From the entries below, pull out each line where "platine" appears.
★ ★ ★ ★
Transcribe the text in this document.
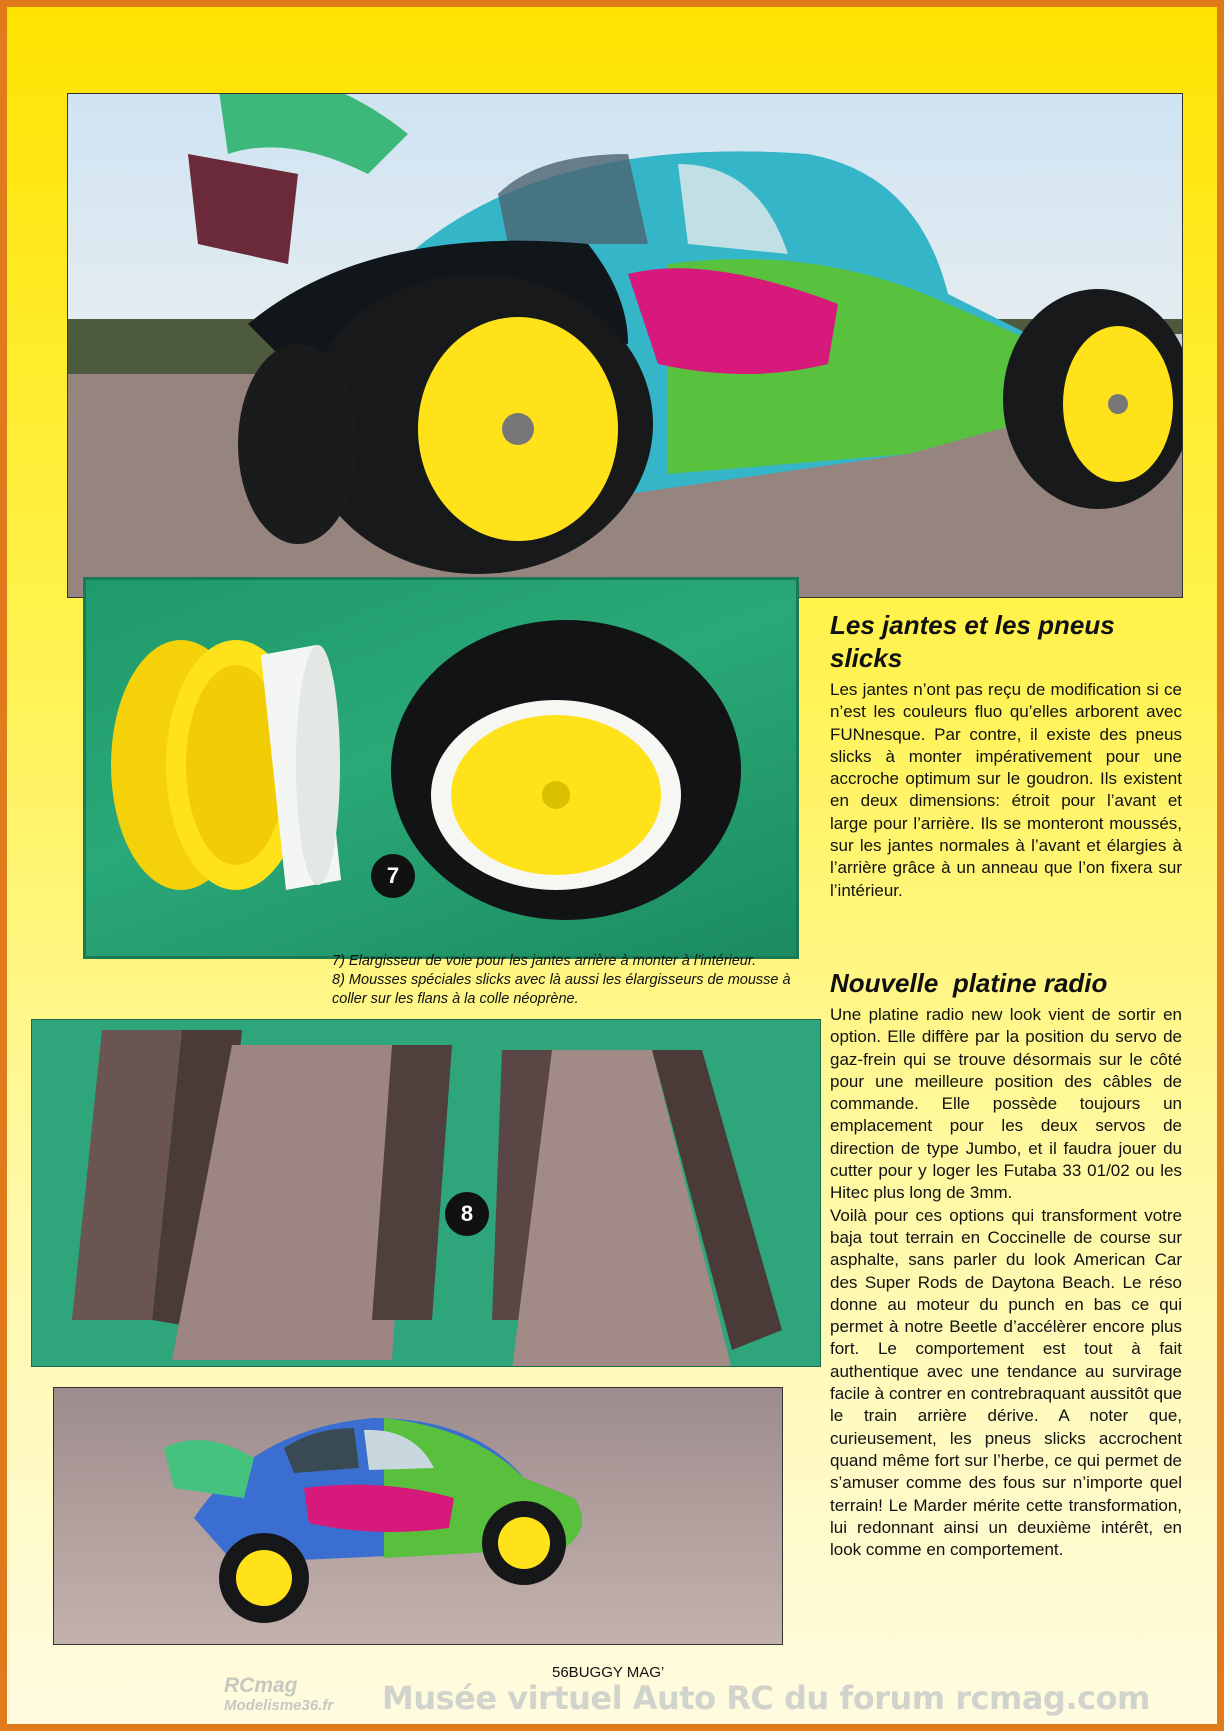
7

7) Elargisseur de voie pour les jantes arrière à monter à l’intérieur.

8) Mousses spéciales slicks avec là aussi les élargisseurs de mousse à coller sur les flans à la colle néoprène.

8
Les jantes et les pneus slicks
Les jantes n’ont pas reçu de modification si ce n’est les couleurs fluo qu’elles arborent avec FUNnesque. Par contre, il existe des pneus slicks à monter impérativement pour une accroche optimum sur le goudron. Ils existent en deux dimensions: étroit pour l’avant et large pour l’arrière. Ils se monteront moussés, sur les jantes normales à l’avant et élargies à l’arrière grâce à un anneau que l’on fixera sur l’intérieur.
Nouvelle  platine radio
Une platine radio new look vient de sortir en option. Elle diffère par la position du servo de gaz-frein qui se trouve désormais sur le côté pour une meilleure position des câbles de commande. Elle possède toujours un emplacement pour les deux servos de direction de type Jumbo, et il faudra jouer du cutter pour y loger les Futaba 33 01/02 ou les Hitec plus long de 3mm.
Voilà pour ces options qui transforment votre baja tout terrain en Coccinelle de course sur asphalte, sans parler du look American Car des Super Rods de Daytona Beach. Le réso donne au moteur du punch en bas ce qui permet à notre Beetle d’accélèrer encore plus fort. Le comportement est tout à fait authentique avec une tendance au survirage facile à contrer en contrebraquant aussitôt que le train arrière dérive. A noter que, curieusement, les pneus slicks accrochent quand même fort sur l’herbe, ce qui permet de s’amuser comme des fous sur n’importe quel terrain! Le Marder mérite cette transformation, lui redonnant ainsi un deuxième intérêt, en look comme en comportement.
56BUGGY MAG’
RCmag
Modelisme36.fr Musée virtuel Auto RC du forum rcmag.com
★ ★ ★ ★
▶ **EXERCISE SOLUTION**:
Nouvelle  platine radio
Une platine radio new look vient de sortir en option. Elle diffère par la position du servo de gaz-frein qui se trouve désormais sur le côté pour une meilleure position des câbles de commande. Elle possède toujours un emplacement pour les deux servos de direction de type Jumbo, et il faudra jouer du cutter pour y loger les Futaba 33 01/02 ou les Hitec plus long de 3mm.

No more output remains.